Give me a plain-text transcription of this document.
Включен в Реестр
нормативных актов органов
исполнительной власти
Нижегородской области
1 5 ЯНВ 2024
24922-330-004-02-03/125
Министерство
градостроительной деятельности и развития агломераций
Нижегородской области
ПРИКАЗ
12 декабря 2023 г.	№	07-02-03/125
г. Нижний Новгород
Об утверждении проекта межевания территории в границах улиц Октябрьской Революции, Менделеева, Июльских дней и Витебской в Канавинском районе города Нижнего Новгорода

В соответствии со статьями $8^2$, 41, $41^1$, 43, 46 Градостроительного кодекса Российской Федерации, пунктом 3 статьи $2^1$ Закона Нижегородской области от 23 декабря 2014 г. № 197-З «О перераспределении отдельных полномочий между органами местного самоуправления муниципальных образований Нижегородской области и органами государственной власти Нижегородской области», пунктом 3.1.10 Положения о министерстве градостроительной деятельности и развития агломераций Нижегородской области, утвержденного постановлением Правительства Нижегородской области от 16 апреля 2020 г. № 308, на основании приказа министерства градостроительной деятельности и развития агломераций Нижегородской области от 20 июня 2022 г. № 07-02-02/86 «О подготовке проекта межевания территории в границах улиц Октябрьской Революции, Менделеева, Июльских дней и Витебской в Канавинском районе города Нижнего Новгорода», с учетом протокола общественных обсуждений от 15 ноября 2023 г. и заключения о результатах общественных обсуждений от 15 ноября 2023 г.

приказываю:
---
▸ PROBLEM STATEMENT
Identify each line in the records above containing the word "власти"; copy those lines.

▸ TASK OUTPUT
исполнительной власти
В соответствии со статьями $8^2$, 41, $41^1$, 43, 46 Градостроительного кодекса Российской Федерации, пунктом 3 статьи $2^1$ Закона Нижегородской области от 23 декабря 2014 г. № 197-З «О перераспределении отдельных полномочий между органами местного самоуправления муниципальных образований Нижегородской области и органами государственной власти Нижегородской области», пунктом 3.1.10 Положения о министерстве градостроительной деятельности и развития агломераций Нижегородской области, утвержденного постановлением Правительства Нижегородской области от 16 апреля 2020 г. № 308, на основании приказа министерства градостроительной деятельности и развития агломераций Нижегородской области от 20 июня 2022 г. № 07-02-02/86 «О подготовке проекта межевания территории в границах улиц Октябрьской Революции, Менделеева, Июльских дней и Витебской в Канавинском районе города Нижнего Новгорода», с учетом протокола общественных обсуждений от 15 ноября 2023 г. и заключения о результатах общественных обсуждений от 15 ноября 2023 г.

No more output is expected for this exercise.